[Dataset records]
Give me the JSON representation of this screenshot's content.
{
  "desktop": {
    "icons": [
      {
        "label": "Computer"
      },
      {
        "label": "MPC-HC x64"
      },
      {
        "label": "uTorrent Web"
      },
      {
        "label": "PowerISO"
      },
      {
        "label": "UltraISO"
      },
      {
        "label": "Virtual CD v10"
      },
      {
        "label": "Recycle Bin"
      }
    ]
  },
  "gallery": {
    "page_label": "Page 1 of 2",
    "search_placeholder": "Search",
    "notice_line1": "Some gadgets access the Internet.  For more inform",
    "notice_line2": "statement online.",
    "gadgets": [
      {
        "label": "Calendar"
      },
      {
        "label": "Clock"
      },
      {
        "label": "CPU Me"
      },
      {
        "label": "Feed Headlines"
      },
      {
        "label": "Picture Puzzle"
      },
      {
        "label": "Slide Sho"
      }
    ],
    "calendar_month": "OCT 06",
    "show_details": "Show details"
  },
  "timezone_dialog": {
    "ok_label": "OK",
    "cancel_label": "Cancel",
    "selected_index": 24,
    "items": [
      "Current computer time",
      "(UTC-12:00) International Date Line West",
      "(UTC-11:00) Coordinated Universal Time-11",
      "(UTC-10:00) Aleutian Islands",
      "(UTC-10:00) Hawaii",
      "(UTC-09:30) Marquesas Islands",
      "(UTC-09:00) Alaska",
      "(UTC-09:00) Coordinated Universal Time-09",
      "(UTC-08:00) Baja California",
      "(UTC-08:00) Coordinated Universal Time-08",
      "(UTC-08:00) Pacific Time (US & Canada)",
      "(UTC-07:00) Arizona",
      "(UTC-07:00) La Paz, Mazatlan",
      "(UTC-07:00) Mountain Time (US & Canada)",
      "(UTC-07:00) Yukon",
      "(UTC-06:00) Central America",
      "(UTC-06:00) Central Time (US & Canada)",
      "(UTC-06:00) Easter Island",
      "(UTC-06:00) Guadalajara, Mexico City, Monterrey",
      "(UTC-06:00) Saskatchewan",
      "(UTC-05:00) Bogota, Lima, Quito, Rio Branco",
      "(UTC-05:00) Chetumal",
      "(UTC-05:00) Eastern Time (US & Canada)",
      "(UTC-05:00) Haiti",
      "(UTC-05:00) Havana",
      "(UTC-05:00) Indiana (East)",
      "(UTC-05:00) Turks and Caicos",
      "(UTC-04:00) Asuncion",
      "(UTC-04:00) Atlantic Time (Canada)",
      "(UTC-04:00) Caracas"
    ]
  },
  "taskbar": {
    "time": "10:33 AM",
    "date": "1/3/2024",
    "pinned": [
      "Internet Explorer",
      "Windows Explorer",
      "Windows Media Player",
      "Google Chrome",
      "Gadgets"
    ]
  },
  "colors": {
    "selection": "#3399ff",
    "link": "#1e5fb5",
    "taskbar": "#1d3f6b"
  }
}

Task prompt:
Write out every line exactly as it stands.

Response for this exercise:
Give me the JSON representation of this screenshot's content.
{
  "desktop": {
    "icons": [
      {
        "label": "Computer"
      },
      {
        "label": "MPC-HC x64"
      },
      {
        "label": "uTorrent Web"
      },
      {
        "label": "PowerISO"
      },
      {
        "label": "UltraISO"
      },
      {
        "label": "Virtual CD v10"
      },
      {
        "label": "Recycle Bin"
      }
    ]
  },
  "gallery": {
    "page_label": "Page 1 of 2",
    "search_placeholder": "Search",
    "notice_line1": "Some gadgets access the Internet.  For more inform",
    "notice_line2": "statement online.",
    "gadgets": [
      {
        "label": "Calendar"
      },
      {
        "label": "Clock"
      },
      {
        "label": "CPU Me"
      },
      {
        "label": "Feed Headlines"
      },
      {
        "label": "Picture Puzzle"
      },
      {
        "label": "Slide Sho"
      }
    ],
    "calendar_month": "OCT 06",
    "show_details": "Show details"
  },
  "timezone_dialog": {
    "ok_label": "OK",
    "cancel_label": "Cancel",
    "selected_index": 24,
    "items": [
      "Current computer time",
      "(UTC-12:00) International Date Line West",
      "(UTC-11:00) Coordinated Universal Time-11",
      "(UTC-10:00) Aleutian Islands",
      "(UTC-10:00) Hawaii",
      "(UTC-09:30) Marquesas Islands",
      "(UTC-09:00) Alaska",
      "(UTC-09:00) Coordinated Universal Time-09",
      "(UTC-08:00) Baja California",
      "(UTC-08:00) Coordinated Universal Time-08",
      "(UTC-08:00) Pacific Time (US & Canada)",
      "(UTC-07:00) Arizona",
      "(UTC-07:00) La Paz, Mazatlan",
      "(UTC-07:00) Mountain Time (US & Canada)",
      "(UTC-07:00) Yukon",
      "(UTC-06:00) Central America",
      "(UTC-06:00) Central Time (US & Canada)",
      "(UTC-06:00) Easter Island",
      "(UTC-06:00) Guadalajara, Mexico City, Monterrey",
      "(UTC-06:00) Saskatchewan",
      "(UTC-05:00) Bogota, Lima, Quito, Rio Branco",
      "(UTC-05:00) Chetumal",
      "(UTC-05:00) Eastern Time (US & Canada)",
      "(UTC-05:00) Haiti",
      "(UTC-05:00) Havana",
      "(UTC-05:00) Indiana (East)",
      "(UTC-05:00) Turks and Caicos",
      "(UTC-04:00) Asuncion",
      "(UTC-04:00) Atlantic Time (Canada)",
      "(UTC-04:00) Caracas"
    ]
  },
  "taskbar": {
    "time": "10:33 AM",
    "date": "1/3/2024",
    "pinned": [
      "Internet Explorer",
      "Windows Explorer",
      "Windows Media Player",
      "Google Chrome",
      "Gadgets"
    ]
  },
  "colors": {
    "selection": "#3399ff",
    "link": "#1e5fb5",
    "taskbar": "#1d3f6b"
  }
}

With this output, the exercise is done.